PROBLEM TO SOLVE: Reproduce the data below in full and exclude every picture.

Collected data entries
────────────────────
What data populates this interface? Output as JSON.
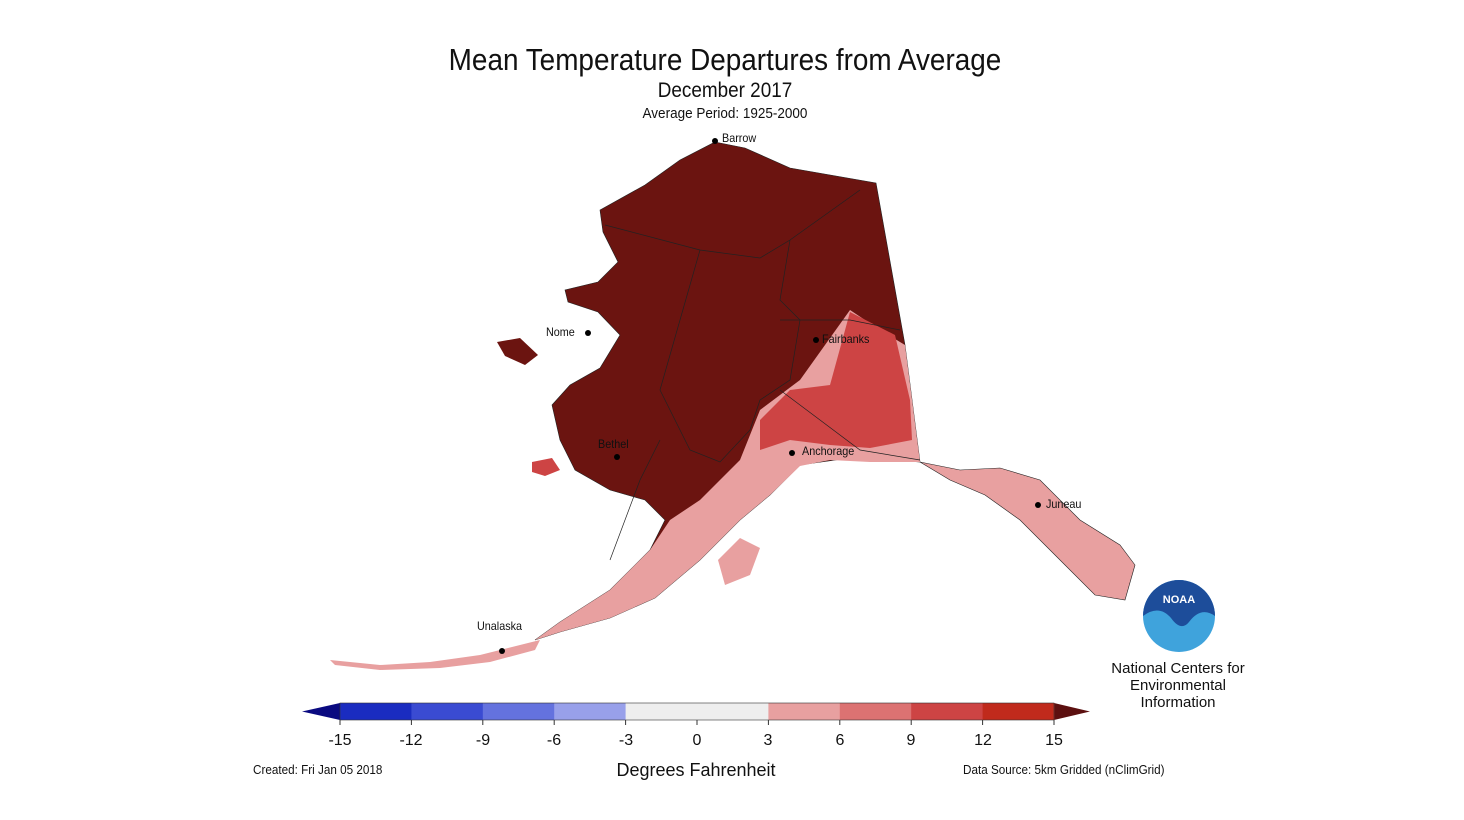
{
  "title": "Mean Temperature Departures from Average",
  "subtitle": "December 2017",
  "period": "Average Period: 1925-2000",
  "cities": [
    "Barrow",
    "Nome",
    "Fairbanks",
    "Bethel",
    "Anchorage",
    "Juneau",
    "Unalaska"
  ],
  "colorbar": {
    "ticks": [
      "-15",
      "-12",
      "-9",
      "-6",
      "-3",
      "0",
      "3",
      "6",
      "9",
      "12",
      "15"
    ],
    "label": "Degrees Fahrenheit",
    "colors": [
      "#1a2cc0",
      "#3a4bd2",
      "#6472de",
      "#98a0ea",
      "#eeeeee",
      "#eeeeee",
      "#e8a0a0",
      "#dc7272",
      "#cd4444",
      "#c02a1c"
    ],
    "under_color": "#0a0a80",
    "over_color": "#5c1010"
  },
  "map_colors": {
    "dominant": "#6b1410",
    "over_12": "#c02a1c",
    "9_12": "#cd4444",
    "3_6": "#e8a0a0"
  },
  "created": "Created: Fri Jan 05 2018",
  "source": "Data Source: 5km Gridded (nClimGrid)",
  "logo": {
    "text": "NOAA",
    "org": "National Centers for Environmental Information",
    "org_lines": [
      "National Centers for",
      "Environmental",
      "Information"
    ]
  }
}
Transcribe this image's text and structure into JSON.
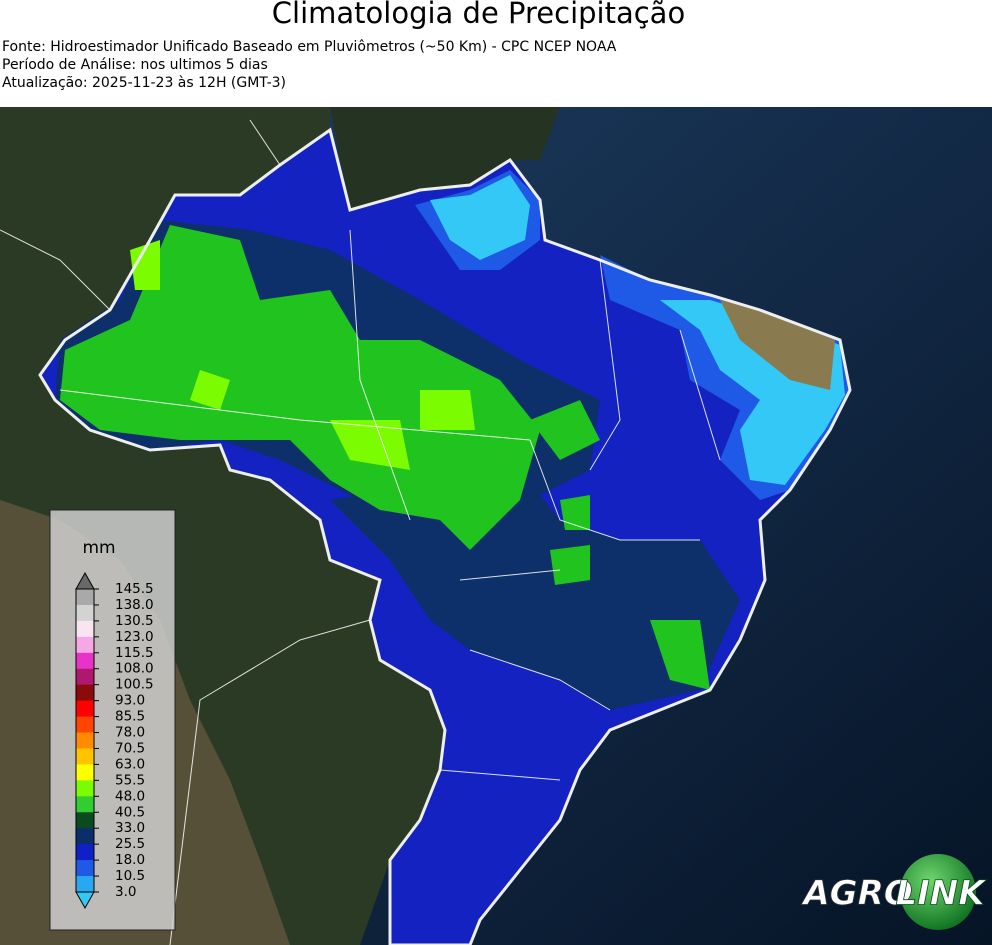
{
  "header": {
    "title": "Climatologia de Precipitação",
    "lines": [
      "Fonte: Hidroestimador Unificado Baseado em Pluviômetros (~50 Km) - CPC NCEP NOAA",
      "Período de Análise: nos ultimos 5 dias",
      "Atualização: 2025-11-23 às 12H (GMT-3)"
    ]
  },
  "legend": {
    "unit": "mm",
    "labels": [
      "145.5",
      "138.0",
      "130.5",
      "123.0",
      "115.5",
      "108.0",
      "100.5",
      "93.0",
      "85.5",
      "78.0",
      "70.5",
      "63.0",
      "55.5",
      "48.0",
      "40.5",
      "33.0",
      "25.5",
      "18.0",
      "10.5",
      "3.0"
    ],
    "colors": [
      "#a9a9a9",
      "#d3d3d3",
      "#fbe4f2",
      "#f7a8e4",
      "#e933c8",
      "#b0176e",
      "#8b0a0a",
      "#ff0000",
      "#ff4500",
      "#ff8c00",
      "#ffc400",
      "#ffff00",
      "#7cfc00",
      "#32cd32",
      "#0b4a1e",
      "#0b2e6b",
      "#1020c8",
      "#1e5ae6",
      "#28a8f0"
    ],
    "arrow_colors": [
      "#696969",
      "#33c8f5"
    ]
  },
  "logo": {
    "left": "AGRO",
    "right": "LINK"
  }
}
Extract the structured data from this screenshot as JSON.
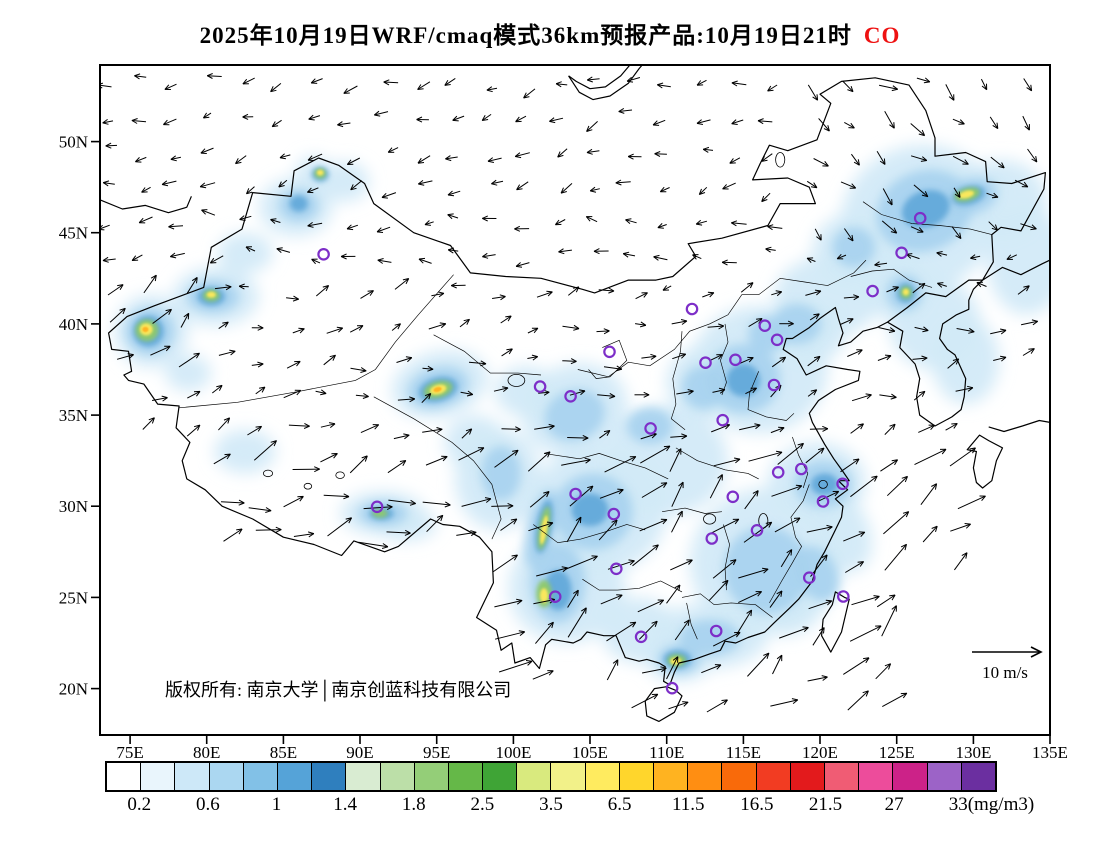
────────────────────
COMPLETE OUTPUT:
What data populates this interface? Output as JSON.
{
  "title": "Mean Temperature Departures from Average",
  "subtitle": "December 2017",
  "period": "Average Period: 1925-2000",
  "cities": [
    "Barrow",
    "Nome",
    "Fairbanks",
    "Bethel",
    "Anchorage",
    "Juneau",
    "Unalaska"
  ],
  "colorbar": {
    "ticks": [
      "-15",
      "-12",
      "-9",
      "-6",
      "-3",
      "0",
      "3",
      "6",
      "9",
      "12",
      "15"
    ],
    "label": "Degrees Fahrenheit",
    "colors": [
      "#1a2cc0",
      "#3a4bd2",
      "#6472de",
      "#98a0ea",
      "#eeeeee",
      "#eeeeee",
      "#e8a0a0",
      "#dc7272",
      "#cd4444",
      "#c02a1c"
    ],
    "under_color": "#0a0a80",
    "over_color": "#5c1010"
  },
  "map_colors": {
    "dominant": "#6b1410",
    "over_12": "#c02a1c",
    "9_12": "#cd4444",
    "3_6": "#e8a0a0"
  },
  "created": "Created: Fri Jan 05 2018",
  "source": "Data Source: 5km Gridded (nClimGrid)",
  "logo": {
    "text": "NOAA",
    "org": "National Centers for Environmental Information",
    "org_lines": [
      "National Centers for",
      "Environmental",
      "Information"
    ]
  }
}
Transcribe this image's text and structure into JSON.
{
  "header": {
    "title": "Climatologia de Precipitação",
    "lines": [
      "Fonte: Hidroestimador Unificado Baseado em Pluviômetros (~50 Km) - CPC NCEP NOAA",
      "Período de Análise: nos ultimos 5 dias",
      "Atualização: 2025-11-23 às 12H (GMT-3)"
    ]
  },
  "legend": {
    "unit": "mm",
    "labels": [
      "145.5",
      "138.0",
      "130.5",
      "123.0",
      "115.5",
      "108.0",
      "100.5",
      "93.0",
      "85.5",
      "78.0",
      "70.5",
      "63.0",
      "55.5",
      "48.0",
      "40.5",
      "33.0",
      "25.5",
      "18.0",
      "10.5",
      "3.0"
    ],
    "colors": [
      "#a9a9a9",
      "#d3d3d3",
      "#fbe4f2",
      "#f7a8e4",
      "#e933c8",
      "#b0176e",
      "#8b0a0a",
      "#ff0000",
      "#ff4500",
      "#ff8c00",
      "#ffc400",
      "#ffff00",
      "#7cfc00",
      "#32cd32",
      "#0b4a1e",
      "#0b2e6b",
      "#1020c8",
      "#1e5ae6",
      "#28a8f0"
    ],
    "arrow_colors": [
      "#696969",
      "#33c8f5"
    ]
  },
  "logo": {
    "left": "AGRO",
    "right": "LINK"
  }
}
Extract the structured data from this screenshot as JSON.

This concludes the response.